-- Start EXCERPTED DATA --

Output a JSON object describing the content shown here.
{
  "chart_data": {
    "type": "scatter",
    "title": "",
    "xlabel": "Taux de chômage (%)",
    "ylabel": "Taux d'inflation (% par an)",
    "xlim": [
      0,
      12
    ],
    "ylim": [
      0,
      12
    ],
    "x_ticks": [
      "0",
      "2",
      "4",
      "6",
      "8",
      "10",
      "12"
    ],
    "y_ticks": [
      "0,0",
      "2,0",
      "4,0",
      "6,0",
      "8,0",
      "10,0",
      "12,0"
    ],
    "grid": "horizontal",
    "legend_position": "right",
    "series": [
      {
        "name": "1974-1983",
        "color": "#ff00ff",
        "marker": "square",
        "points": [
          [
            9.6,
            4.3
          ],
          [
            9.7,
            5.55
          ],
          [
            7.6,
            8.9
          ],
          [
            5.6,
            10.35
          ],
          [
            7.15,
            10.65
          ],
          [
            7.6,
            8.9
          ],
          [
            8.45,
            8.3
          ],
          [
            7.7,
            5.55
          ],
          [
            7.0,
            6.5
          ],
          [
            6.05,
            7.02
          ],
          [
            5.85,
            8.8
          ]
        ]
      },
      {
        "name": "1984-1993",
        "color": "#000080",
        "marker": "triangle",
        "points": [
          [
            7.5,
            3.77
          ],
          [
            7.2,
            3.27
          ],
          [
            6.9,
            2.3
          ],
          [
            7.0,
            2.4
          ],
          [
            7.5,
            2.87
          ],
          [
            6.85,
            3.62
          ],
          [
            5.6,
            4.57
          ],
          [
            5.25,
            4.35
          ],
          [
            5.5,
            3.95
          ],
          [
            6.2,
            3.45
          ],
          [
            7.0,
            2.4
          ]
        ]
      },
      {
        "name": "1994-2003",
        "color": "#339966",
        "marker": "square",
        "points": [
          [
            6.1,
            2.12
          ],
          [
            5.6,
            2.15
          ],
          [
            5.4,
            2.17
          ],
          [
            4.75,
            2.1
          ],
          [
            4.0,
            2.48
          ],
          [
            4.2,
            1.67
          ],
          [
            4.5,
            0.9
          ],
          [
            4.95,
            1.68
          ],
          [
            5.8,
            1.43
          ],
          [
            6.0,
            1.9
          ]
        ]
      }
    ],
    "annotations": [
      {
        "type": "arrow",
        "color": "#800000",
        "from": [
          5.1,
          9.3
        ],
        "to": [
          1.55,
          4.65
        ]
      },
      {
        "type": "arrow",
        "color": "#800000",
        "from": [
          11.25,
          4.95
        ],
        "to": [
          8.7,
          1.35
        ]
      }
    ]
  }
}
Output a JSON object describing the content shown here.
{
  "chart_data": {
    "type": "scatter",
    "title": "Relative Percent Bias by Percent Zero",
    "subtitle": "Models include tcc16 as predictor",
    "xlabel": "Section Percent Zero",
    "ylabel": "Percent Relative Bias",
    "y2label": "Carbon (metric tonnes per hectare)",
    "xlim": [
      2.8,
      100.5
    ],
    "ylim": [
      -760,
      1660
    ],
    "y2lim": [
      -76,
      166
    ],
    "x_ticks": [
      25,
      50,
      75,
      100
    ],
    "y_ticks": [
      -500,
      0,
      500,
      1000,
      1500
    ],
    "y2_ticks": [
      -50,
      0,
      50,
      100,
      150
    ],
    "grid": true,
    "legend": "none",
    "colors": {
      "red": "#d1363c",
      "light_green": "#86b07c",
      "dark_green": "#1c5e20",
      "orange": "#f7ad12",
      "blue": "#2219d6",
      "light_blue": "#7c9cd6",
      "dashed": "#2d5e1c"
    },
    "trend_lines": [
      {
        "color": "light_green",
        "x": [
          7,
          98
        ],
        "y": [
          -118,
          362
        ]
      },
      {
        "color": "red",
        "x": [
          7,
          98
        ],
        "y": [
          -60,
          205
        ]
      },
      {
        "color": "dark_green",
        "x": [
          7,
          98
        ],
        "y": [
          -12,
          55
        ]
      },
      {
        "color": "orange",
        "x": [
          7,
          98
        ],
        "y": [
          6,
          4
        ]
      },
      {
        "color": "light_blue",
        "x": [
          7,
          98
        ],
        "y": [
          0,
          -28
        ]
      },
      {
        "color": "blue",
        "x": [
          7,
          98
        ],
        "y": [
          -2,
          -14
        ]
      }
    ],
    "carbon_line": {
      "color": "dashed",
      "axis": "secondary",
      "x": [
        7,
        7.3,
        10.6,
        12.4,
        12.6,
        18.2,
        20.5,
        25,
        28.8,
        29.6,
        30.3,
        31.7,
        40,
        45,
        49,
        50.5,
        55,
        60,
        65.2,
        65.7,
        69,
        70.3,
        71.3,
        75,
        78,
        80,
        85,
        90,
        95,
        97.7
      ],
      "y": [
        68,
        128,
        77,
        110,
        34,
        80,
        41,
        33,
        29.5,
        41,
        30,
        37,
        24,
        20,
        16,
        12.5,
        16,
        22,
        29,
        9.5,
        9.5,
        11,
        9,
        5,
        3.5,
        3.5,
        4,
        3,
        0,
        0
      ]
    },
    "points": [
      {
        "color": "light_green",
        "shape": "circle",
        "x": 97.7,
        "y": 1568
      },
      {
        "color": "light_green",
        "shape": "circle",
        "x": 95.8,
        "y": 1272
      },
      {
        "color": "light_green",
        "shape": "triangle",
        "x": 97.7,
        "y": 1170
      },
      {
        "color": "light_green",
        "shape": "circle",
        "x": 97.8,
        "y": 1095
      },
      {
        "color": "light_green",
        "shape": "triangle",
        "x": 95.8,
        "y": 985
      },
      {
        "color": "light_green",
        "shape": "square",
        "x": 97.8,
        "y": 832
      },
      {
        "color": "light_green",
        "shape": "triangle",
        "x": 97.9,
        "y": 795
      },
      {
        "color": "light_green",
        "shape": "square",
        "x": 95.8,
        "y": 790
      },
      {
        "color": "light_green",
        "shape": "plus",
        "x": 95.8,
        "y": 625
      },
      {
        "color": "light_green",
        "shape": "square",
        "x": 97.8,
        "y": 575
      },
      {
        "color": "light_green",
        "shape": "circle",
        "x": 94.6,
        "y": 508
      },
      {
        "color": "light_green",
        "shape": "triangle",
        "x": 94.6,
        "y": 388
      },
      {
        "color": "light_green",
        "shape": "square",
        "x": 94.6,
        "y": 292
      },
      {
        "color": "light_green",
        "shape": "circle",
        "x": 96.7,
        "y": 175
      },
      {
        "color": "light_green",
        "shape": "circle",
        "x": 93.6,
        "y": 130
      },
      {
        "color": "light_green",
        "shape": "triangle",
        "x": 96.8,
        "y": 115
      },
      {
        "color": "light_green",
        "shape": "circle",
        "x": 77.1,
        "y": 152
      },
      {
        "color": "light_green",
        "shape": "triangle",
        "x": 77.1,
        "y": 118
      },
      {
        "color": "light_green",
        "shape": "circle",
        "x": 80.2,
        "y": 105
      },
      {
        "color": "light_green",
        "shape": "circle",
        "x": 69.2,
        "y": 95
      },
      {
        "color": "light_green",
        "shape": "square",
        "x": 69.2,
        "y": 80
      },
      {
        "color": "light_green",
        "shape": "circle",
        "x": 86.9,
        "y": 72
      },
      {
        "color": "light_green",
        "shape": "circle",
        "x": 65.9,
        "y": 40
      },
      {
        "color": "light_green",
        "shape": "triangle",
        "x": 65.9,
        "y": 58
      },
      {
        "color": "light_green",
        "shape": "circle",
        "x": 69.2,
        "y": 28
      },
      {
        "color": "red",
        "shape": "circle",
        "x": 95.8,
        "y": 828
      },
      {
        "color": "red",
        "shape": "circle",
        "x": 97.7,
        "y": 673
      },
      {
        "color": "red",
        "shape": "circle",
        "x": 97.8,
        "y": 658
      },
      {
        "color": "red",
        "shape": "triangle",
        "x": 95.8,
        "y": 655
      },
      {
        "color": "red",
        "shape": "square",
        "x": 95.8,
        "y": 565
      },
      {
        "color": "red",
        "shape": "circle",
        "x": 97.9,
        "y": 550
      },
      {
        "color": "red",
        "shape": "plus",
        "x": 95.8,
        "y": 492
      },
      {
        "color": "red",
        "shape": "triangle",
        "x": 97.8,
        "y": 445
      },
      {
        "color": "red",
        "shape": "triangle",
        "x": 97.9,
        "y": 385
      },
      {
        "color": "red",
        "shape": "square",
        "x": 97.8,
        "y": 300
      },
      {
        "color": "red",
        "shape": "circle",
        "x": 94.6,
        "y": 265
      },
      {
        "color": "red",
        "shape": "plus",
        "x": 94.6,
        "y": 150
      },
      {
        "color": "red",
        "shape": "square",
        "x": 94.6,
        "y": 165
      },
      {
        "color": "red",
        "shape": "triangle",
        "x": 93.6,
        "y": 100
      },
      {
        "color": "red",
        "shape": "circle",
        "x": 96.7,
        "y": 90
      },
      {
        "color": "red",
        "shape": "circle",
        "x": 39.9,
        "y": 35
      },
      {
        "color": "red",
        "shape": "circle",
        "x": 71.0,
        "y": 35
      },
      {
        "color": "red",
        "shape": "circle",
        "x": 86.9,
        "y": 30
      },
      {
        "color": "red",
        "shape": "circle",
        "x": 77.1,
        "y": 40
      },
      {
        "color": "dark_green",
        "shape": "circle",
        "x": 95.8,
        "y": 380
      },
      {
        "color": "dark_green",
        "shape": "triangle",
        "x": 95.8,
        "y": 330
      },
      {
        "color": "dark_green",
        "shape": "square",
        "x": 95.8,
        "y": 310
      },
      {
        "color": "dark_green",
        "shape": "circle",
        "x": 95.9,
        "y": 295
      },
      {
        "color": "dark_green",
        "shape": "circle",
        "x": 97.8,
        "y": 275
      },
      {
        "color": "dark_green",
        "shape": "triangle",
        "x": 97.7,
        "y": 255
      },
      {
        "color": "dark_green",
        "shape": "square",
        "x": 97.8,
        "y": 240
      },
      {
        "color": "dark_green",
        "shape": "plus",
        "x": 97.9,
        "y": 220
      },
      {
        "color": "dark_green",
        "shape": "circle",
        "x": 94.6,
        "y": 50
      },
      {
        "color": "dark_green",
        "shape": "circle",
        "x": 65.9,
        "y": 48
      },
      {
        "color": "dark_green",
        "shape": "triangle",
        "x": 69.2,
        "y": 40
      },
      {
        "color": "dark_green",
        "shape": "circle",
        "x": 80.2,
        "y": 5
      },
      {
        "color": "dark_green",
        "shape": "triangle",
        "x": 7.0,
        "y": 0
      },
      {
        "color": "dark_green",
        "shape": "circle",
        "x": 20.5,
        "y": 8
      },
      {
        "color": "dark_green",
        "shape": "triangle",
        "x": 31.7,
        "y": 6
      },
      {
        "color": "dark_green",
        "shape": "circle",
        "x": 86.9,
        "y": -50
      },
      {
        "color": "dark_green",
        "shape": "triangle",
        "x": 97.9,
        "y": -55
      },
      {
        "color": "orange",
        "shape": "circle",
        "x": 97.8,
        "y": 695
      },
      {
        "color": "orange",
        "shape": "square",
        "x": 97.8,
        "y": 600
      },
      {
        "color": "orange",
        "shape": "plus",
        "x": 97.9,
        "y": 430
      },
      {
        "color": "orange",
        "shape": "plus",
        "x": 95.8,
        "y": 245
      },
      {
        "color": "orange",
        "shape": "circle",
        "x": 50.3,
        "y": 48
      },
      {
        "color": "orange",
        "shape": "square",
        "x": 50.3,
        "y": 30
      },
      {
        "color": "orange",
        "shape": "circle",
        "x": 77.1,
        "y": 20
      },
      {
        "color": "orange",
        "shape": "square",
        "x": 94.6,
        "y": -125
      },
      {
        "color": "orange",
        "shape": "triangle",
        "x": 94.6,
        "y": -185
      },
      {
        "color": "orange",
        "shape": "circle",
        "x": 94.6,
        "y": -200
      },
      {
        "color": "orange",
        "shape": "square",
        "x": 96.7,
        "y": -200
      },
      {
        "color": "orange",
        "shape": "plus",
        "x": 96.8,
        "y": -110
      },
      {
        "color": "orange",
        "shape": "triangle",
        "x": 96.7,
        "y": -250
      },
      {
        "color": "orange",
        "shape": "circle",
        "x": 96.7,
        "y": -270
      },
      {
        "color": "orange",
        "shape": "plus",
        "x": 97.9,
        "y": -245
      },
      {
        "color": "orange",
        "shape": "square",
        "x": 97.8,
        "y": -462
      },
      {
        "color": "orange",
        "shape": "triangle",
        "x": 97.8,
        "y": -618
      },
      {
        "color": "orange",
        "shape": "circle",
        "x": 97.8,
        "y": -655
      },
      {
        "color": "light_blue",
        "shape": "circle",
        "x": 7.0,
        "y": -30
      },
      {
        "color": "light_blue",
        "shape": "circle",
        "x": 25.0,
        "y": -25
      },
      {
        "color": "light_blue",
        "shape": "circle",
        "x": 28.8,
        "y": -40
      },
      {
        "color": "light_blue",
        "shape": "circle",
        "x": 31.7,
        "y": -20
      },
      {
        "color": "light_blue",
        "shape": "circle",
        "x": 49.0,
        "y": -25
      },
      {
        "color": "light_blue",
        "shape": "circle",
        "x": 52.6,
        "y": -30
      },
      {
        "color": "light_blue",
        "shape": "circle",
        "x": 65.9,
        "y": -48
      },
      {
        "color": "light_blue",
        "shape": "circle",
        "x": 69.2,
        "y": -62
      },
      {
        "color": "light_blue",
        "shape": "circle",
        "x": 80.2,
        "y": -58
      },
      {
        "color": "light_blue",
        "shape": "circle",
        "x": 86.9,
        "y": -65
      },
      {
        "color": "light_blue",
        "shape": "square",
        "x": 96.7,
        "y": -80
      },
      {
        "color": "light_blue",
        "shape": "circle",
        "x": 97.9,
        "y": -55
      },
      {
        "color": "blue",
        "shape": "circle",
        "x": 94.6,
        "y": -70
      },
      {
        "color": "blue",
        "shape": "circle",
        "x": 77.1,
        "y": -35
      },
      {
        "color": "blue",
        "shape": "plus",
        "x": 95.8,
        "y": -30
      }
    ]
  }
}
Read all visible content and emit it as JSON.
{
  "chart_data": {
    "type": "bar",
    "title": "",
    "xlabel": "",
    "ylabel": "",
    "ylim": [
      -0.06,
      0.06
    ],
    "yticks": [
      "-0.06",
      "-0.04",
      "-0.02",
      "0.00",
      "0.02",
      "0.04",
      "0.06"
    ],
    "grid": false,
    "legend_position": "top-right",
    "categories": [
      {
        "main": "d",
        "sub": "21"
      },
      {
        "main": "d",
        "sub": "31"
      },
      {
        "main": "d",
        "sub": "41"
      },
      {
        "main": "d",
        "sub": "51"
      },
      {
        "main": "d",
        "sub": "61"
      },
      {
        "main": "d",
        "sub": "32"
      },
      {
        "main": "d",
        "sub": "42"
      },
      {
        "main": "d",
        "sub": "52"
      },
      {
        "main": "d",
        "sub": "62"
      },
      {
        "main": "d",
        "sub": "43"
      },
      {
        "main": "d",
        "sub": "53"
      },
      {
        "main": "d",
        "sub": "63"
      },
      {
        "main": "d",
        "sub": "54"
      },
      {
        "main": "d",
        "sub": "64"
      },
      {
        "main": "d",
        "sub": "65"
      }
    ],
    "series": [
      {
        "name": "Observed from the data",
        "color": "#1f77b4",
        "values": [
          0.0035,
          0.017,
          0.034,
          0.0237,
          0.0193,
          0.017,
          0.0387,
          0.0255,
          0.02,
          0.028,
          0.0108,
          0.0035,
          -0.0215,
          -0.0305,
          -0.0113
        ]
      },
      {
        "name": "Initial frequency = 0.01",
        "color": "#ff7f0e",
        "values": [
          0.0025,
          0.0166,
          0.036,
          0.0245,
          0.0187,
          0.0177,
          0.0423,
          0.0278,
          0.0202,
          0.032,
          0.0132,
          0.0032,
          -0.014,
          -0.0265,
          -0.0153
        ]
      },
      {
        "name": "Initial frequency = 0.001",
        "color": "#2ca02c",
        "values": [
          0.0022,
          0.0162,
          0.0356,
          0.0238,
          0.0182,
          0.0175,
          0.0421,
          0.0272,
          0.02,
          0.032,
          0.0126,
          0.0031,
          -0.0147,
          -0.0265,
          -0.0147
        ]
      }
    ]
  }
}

-- End EXCERPTED DATA --

EXERCISE PROMPT: Using the records above, pull out each line where the word "Bias" occurs.

TASK RESULT:
    "title": "Relative Percent Bias by Percent Zero",
    "ylabel": "Percent Relative Bias",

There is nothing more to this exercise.